## Information shown

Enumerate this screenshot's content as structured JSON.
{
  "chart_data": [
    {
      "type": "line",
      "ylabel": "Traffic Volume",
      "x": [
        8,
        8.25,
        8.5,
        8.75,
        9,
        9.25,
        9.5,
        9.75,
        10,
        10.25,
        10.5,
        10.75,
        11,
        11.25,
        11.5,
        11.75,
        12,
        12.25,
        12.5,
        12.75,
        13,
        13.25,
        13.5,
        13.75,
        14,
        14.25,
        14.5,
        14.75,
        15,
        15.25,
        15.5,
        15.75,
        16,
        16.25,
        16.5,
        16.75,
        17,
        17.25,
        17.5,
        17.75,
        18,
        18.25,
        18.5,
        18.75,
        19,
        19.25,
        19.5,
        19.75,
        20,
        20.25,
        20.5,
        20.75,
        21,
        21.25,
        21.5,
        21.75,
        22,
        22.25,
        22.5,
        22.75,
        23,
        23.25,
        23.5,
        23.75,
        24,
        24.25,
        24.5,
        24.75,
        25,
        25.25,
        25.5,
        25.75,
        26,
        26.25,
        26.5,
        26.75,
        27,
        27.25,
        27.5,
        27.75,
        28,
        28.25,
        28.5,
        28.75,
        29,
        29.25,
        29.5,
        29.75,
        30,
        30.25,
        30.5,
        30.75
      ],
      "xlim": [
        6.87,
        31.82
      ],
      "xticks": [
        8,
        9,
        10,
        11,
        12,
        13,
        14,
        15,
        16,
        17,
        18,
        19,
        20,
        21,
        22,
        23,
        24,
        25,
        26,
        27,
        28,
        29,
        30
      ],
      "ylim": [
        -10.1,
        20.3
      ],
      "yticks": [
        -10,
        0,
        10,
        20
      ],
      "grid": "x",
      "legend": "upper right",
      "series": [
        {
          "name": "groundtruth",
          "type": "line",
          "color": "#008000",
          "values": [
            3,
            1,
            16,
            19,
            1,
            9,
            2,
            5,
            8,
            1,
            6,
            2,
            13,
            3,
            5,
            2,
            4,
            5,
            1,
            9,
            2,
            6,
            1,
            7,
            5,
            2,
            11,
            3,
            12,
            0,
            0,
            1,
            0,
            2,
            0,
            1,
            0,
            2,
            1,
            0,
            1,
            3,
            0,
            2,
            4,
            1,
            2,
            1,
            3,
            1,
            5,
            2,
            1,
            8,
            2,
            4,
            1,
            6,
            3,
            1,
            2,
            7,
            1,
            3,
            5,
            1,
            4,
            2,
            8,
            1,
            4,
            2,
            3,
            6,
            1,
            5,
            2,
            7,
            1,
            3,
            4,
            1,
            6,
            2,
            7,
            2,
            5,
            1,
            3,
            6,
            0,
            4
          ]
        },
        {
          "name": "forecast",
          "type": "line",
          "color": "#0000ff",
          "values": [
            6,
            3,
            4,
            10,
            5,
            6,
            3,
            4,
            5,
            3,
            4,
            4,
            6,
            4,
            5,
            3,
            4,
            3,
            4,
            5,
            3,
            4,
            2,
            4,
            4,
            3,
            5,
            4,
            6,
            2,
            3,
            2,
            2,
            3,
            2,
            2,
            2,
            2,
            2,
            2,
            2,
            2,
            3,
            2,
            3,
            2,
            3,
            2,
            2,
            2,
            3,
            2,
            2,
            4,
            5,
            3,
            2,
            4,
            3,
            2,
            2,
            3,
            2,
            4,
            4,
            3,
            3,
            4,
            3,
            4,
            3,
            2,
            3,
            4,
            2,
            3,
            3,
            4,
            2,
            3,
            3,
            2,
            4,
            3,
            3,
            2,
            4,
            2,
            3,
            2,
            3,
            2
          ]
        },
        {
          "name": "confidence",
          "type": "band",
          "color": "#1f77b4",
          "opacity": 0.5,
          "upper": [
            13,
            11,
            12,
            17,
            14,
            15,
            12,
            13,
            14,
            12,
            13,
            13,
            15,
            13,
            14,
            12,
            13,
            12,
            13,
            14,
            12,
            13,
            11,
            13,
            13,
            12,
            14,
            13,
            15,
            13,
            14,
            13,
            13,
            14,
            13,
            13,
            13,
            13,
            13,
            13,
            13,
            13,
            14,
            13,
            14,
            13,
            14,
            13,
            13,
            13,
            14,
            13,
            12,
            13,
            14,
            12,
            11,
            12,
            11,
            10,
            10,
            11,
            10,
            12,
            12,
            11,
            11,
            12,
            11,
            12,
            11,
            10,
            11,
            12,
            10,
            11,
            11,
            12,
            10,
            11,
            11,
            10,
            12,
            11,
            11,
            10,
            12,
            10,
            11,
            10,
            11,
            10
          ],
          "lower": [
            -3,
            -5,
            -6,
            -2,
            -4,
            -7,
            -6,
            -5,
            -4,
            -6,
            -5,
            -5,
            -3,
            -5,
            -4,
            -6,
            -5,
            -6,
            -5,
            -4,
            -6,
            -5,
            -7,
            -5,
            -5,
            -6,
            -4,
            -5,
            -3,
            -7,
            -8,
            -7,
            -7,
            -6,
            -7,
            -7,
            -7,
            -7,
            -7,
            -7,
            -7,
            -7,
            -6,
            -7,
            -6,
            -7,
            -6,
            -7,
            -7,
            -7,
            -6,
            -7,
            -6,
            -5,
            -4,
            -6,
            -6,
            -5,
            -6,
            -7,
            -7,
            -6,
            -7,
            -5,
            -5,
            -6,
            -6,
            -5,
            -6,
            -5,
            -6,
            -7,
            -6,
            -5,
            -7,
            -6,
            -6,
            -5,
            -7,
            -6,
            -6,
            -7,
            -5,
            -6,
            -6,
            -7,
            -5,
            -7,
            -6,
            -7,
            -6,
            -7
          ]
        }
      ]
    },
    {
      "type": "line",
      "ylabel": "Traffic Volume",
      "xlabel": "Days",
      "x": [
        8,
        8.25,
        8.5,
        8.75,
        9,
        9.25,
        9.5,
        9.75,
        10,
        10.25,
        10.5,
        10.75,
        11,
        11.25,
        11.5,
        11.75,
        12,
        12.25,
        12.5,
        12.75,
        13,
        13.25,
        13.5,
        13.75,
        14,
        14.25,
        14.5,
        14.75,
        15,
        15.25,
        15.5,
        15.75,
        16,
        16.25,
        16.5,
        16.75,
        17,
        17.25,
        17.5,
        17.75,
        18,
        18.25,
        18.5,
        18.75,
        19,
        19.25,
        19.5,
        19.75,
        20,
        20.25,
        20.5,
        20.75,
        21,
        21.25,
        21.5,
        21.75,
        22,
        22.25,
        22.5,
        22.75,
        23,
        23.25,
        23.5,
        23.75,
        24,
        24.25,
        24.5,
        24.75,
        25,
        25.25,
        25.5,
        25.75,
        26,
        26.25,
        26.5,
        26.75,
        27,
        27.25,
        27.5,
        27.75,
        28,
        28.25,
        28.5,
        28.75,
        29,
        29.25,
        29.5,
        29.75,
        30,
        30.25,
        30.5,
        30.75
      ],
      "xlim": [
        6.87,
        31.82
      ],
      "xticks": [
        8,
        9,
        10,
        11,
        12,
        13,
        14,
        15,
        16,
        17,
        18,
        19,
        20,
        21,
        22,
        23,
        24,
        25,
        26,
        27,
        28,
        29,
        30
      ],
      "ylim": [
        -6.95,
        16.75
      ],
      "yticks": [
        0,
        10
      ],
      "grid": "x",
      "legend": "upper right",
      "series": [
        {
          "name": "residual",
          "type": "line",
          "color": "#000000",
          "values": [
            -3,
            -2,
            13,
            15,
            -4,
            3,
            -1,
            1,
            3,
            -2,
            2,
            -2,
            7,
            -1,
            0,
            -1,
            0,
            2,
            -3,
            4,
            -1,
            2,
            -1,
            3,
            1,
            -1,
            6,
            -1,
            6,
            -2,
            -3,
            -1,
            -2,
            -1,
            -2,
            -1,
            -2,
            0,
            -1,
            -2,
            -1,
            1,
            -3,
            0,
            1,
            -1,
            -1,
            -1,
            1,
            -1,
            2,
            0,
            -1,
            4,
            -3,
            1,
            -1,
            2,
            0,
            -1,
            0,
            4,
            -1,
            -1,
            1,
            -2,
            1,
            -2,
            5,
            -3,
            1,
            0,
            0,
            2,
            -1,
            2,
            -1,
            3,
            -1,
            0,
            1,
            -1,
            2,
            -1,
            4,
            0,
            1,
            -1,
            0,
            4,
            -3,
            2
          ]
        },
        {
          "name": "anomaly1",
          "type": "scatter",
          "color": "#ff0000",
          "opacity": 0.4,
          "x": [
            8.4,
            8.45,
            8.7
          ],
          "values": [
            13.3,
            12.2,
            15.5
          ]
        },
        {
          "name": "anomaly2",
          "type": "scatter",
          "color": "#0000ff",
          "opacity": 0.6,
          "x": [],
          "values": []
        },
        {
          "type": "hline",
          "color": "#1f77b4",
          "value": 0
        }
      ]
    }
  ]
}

## Instruction
Filter the data for the string "color" and copy every line that has it.

## Response to this task
          "color": "#008000",
          "color": "#0000ff",
          "color": "#1f77b4",
          "color": "#000000",
          "color": "#ff0000",
          "color": "#0000ff",
          "color": "#1f77b4",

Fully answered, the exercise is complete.